Collected data
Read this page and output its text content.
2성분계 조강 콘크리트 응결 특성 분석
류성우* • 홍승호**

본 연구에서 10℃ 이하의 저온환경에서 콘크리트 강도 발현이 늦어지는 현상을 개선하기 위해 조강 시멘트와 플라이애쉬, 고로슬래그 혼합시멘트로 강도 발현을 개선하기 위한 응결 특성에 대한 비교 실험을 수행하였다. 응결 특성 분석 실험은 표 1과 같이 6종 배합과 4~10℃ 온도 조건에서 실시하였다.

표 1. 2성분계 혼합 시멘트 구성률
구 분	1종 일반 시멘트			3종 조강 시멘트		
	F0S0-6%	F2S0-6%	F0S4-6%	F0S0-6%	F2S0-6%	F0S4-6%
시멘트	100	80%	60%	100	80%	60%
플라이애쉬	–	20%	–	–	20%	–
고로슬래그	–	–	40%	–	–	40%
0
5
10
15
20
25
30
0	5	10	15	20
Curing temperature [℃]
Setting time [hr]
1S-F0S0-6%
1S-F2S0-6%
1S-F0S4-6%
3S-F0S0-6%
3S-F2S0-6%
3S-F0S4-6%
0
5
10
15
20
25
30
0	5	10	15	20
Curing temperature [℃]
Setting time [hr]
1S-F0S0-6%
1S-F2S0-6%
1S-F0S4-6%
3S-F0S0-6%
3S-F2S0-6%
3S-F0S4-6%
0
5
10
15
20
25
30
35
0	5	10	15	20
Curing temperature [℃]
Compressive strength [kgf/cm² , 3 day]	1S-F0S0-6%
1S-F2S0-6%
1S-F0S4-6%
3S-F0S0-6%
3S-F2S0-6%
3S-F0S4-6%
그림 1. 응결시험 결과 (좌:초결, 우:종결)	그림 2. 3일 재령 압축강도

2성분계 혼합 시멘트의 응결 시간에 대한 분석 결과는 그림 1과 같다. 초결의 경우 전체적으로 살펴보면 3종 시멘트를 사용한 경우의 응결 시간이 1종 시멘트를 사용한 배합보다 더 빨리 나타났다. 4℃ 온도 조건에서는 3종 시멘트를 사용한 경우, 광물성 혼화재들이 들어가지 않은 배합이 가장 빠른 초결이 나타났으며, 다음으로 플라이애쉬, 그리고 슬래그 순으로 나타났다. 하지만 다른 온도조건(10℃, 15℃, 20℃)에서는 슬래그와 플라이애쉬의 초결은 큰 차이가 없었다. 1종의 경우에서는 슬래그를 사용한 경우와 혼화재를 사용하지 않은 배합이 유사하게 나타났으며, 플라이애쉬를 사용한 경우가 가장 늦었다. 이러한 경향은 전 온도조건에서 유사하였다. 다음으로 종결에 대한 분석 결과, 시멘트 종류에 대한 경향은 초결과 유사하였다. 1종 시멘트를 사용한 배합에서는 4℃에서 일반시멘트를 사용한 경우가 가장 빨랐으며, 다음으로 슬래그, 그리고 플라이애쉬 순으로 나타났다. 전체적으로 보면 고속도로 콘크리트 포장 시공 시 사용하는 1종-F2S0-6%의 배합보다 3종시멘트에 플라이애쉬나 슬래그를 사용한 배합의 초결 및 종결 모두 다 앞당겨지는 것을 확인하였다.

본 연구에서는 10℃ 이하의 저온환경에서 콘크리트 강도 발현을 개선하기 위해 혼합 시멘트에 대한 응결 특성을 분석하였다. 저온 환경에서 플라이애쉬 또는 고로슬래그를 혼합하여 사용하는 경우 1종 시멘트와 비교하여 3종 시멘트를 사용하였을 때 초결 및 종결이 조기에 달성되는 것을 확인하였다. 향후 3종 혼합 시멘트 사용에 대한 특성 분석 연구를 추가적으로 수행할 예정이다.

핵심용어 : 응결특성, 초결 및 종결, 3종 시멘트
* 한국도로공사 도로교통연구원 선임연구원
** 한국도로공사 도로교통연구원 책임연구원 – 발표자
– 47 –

PROBLEM DETAILS
Every record above should be copied exactly.

CORRECT RESPONSE
Read this page and output its text content.
2성분계 조강 콘크리트 응결 특성 분석
류성우* • 홍승호**

본 연구에서 10℃ 이하의 저온환경에서 콘크리트 강도 발현이 늦어지는 현상을 개선하기 위해 조강 시멘트와 플라이애쉬, 고로슬래그 혼합시멘트로 강도 발현을 개선하기 위한 응결 특성에 대한 비교 실험을 수행하였다. 응결 특성 분석 실험은 표 1과 같이 6종 배합과 4~10℃ 온도 조건에서 실시하였다.

표 1. 2성분계 혼합 시멘트 구성률
구 분	1종 일반 시멘트			3종 조강 시멘트		
	F0S0-6%	F2S0-6%	F0S4-6%	F0S0-6%	F2S0-6%	F0S4-6%
시멘트	100	80%	60%	100	80%	60%
플라이애쉬	–	20%	–	–	20%	–
고로슬래그	–	–	40%	–	–	40%
0
5
10
15
20
25
30
0	5	10	15	20
Curing temperature [℃]
Setting time [hr]
1S-F0S0-6%
1S-F2S0-6%
1S-F0S4-6%
3S-F0S0-6%
3S-F2S0-6%
3S-F0S4-6%
0
5
10
15
20
25
30
0	5	10	15	20
Curing temperature [℃]
Setting time [hr]
1S-F0S0-6%
1S-F2S0-6%
1S-F0S4-6%
3S-F0S0-6%
3S-F2S0-6%
3S-F0S4-6%
0
5
10
15
20
25
30
35
0	5	10	15	20
Curing temperature [℃]
Compressive strength [kgf/cm² , 3 day]	1S-F0S0-6%
1S-F2S0-6%
1S-F0S4-6%
3S-F0S0-6%
3S-F2S0-6%
3S-F0S4-6%
그림 1. 응결시험 결과 (좌:초결, 우:종결)	그림 2. 3일 재령 압축강도

2성분계 혼합 시멘트의 응결 시간에 대한 분석 결과는 그림 1과 같다. 초결의 경우 전체적으로 살펴보면 3종 시멘트를 사용한 경우의 응결 시간이 1종 시멘트를 사용한 배합보다 더 빨리 나타났다. 4℃ 온도 조건에서는 3종 시멘트를 사용한 경우, 광물성 혼화재들이 들어가지 않은 배합이 가장 빠른 초결이 나타났으며, 다음으로 플라이애쉬, 그리고 슬래그 순으로 나타났다. 하지만 다른 온도조건(10℃, 15℃, 20℃)에서는 슬래그와 플라이애쉬의 초결은 큰 차이가 없었다. 1종의 경우에서는 슬래그를 사용한 경우와 혼화재를 사용하지 않은 배합이 유사하게 나타났으며, 플라이애쉬를 사용한 경우가 가장 늦었다. 이러한 경향은 전 온도조건에서 유사하였다. 다음으로 종결에 대한 분석 결과, 시멘트 종류에 대한 경향은 초결과 유사하였다. 1종 시멘트를 사용한 배합에서는 4℃에서 일반시멘트를 사용한 경우가 가장 빨랐으며, 다음으로 슬래그, 그리고 플라이애쉬 순으로 나타났다. 전체적으로 보면 고속도로 콘크리트 포장 시공 시 사용하는 1종-F2S0-6%의 배합보다 3종시멘트에 플라이애쉬나 슬래그를 사용한 배합의 초결 및 종결 모두 다 앞당겨지는 것을 확인하였다.

본 연구에서는 10℃ 이하의 저온환경에서 콘크리트 강도 발현을 개선하기 위해 혼합 시멘트에 대한 응결 특성을 분석하였다. 저온 환경에서 플라이애쉬 또는 고로슬래그를 혼합하여 사용하는 경우 1종 시멘트와 비교하여 3종 시멘트를 사용하였을 때 초결 및 종결이 조기에 달성되는 것을 확인하였다. 향후 3종 혼합 시멘트 사용에 대한 특성 분석 연구를 추가적으로 수행할 예정이다.

핵심용어 : 응결특성, 초결 및 종결, 3종 시멘트
* 한국도로공사 도로교통연구원 선임연구원
** 한국도로공사 도로교통연구원 책임연구원 – 발표자
– 47 –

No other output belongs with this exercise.